Scan the data below and copy each line where "enteritis" occurs.

Records from a collection of figures:
____________

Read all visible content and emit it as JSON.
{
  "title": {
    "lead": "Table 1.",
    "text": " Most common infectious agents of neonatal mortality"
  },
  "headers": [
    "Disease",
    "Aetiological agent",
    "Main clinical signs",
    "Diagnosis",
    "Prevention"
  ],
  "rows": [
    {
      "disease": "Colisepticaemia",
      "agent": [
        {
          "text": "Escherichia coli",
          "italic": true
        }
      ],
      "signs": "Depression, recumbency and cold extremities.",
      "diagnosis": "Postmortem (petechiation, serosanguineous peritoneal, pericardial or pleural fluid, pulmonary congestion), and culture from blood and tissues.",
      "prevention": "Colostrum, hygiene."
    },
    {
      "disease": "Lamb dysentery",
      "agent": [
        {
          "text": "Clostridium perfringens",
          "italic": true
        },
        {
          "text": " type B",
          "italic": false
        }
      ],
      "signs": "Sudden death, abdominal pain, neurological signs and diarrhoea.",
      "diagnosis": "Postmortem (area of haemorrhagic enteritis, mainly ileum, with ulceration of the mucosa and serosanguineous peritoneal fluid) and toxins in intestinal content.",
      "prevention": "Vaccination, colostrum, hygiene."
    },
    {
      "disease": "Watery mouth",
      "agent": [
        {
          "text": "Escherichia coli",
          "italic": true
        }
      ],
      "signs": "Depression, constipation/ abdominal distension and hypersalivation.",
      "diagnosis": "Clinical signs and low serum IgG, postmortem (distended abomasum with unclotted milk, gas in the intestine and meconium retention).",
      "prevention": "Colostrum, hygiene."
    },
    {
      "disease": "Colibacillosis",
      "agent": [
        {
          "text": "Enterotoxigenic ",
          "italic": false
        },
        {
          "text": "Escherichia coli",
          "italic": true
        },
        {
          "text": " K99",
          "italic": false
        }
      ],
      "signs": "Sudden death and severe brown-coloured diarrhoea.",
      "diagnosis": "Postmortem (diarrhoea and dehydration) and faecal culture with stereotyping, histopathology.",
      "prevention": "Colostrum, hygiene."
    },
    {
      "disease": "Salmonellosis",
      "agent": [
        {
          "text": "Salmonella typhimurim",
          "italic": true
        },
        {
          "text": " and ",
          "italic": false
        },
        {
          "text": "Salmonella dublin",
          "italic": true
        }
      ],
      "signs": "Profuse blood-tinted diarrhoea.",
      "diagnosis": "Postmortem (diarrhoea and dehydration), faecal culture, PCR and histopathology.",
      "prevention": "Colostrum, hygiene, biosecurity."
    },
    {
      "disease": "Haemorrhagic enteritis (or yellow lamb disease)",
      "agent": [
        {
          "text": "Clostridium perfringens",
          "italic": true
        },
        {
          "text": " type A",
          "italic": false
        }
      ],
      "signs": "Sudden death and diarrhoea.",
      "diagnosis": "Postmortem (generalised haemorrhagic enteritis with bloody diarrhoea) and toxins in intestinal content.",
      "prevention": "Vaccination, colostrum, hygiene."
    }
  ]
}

____________

[EXERCISE SOLUTION]
      "diagnosis": "Postmortem (area of haemorrhagic enteritis, mainly ileum, with ulceration of the mucosa and serosanguineous peritoneal fluid) and toxins in intestinal content.",
      "disease": "Haemorrhagic enteritis (or yellow lamb disease)",
      "diagnosis": "Postmortem (generalised haemorrhagic enteritis with bloody diarrhoea) and toxins in intestinal content.",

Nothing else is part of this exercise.